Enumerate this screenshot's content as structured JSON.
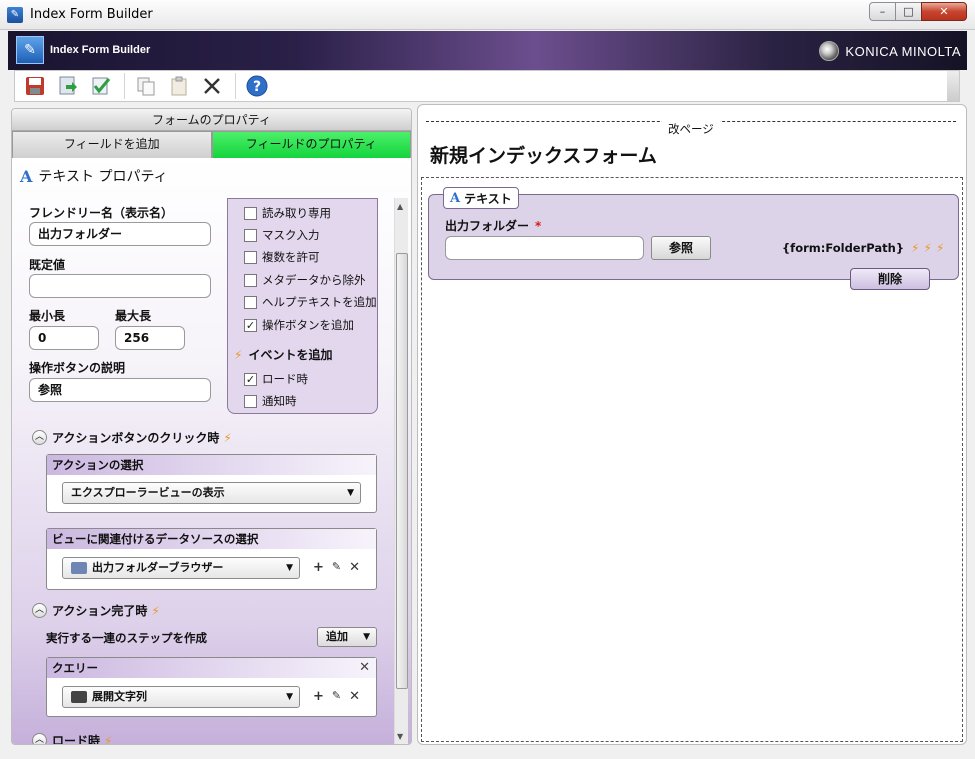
{
  "window": {
    "title": "Index Form Builder"
  },
  "banner": {
    "title": "Index Form Builder",
    "brand": "KONICA MINOLTA"
  },
  "toolbar": {
    "icons": [
      "save-icon",
      "save-close-icon",
      "validate-icon",
      "copy-icon",
      "paste-icon",
      "delete-icon",
      "help-icon"
    ]
  },
  "left": {
    "header": "フォームのプロパティ",
    "tabs": {
      "add": "フィールドを追加",
      "props": "フィールドのプロパティ"
    },
    "section_title": "テキスト プロパティ",
    "friendly_name_label": "フレンドリー名（表示名）",
    "friendly_name_value": "出力フォルダー",
    "default_label": "既定値",
    "default_value": "",
    "min_label": "最小長",
    "min_value": "0",
    "max_label": "最大長",
    "max_value": "256",
    "action_desc_label": "操作ボタンの説明",
    "action_desc_value": "参照",
    "options": {
      "readonly": "読み取り専用",
      "mask": "マスク入力",
      "multi": "複数を許可",
      "exclude_meta": "メタデータから除外",
      "help_text": "ヘルプテキストを追加",
      "action_button": "操作ボタンを追加",
      "events_title": "イベントを追加",
      "on_load": "ロード時",
      "on_notify": "通知時"
    },
    "click_section": "アクションボタンのクリック時",
    "action_select_title": "アクションの選択",
    "action_select_value": "エクスプローラービューの表示",
    "datasource_title": "ビューに関連付けるデータソースの選択",
    "datasource_value": "出力フォルダーブラウザー",
    "complete_section": "アクション完了時",
    "steps_label": "実行する一連のステップを作成",
    "add_button": "追加",
    "query_title": "クエリー",
    "query_value": "展開文字列",
    "onload_section": "ロード時"
  },
  "right": {
    "pagebreak": "改ページ",
    "form_title": "新規インデックスフォーム",
    "field_tag": "テキスト",
    "field_label": "出力フォルダー",
    "required_mark": "*",
    "browse_button": "参照",
    "binding": "{form:FolderPath}",
    "delete_button": "削除"
  }
}
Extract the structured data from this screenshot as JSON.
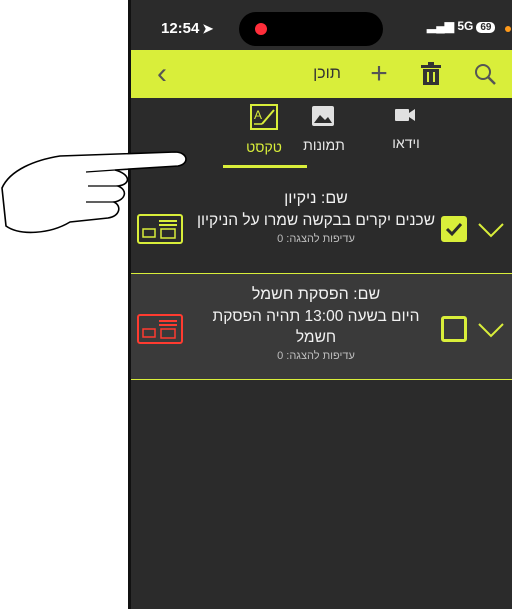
{
  "status": {
    "time": "12:54",
    "network": "5G",
    "battery": "69"
  },
  "toolbar": {
    "title": "תוכן"
  },
  "tabs": [
    {
      "label": "טקסט",
      "icon": "text-edit-icon",
      "active": true
    },
    {
      "label": "תמונות",
      "icon": "image-icon",
      "active": false
    },
    {
      "label": "וידאו",
      "icon": "video-icon",
      "active": false
    }
  ],
  "items": [
    {
      "name": "שם: ניקיון",
      "body": "שכנים יקרים בבקשה שמרו על הניקיון",
      "pref": "עדיפות להצגה: 0",
      "checked": true
    },
    {
      "name": "שם: הפסקת חשמל",
      "body": "היום בשעה 13:00 תהיה הפסקת חשמל",
      "pref": "עדיפות להצגה: 0",
      "checked": false
    }
  ],
  "colors": {
    "accent": "#d9ee3a",
    "background": "#2b2b2b",
    "alert": "#ff3b30"
  }
}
....................
Required task
Copy out each line of the records that holds the string "JSON".

Complete answer
Enumerate this screenshot's content as structured JSON.
Extract the structured data from this screenshot as JSON.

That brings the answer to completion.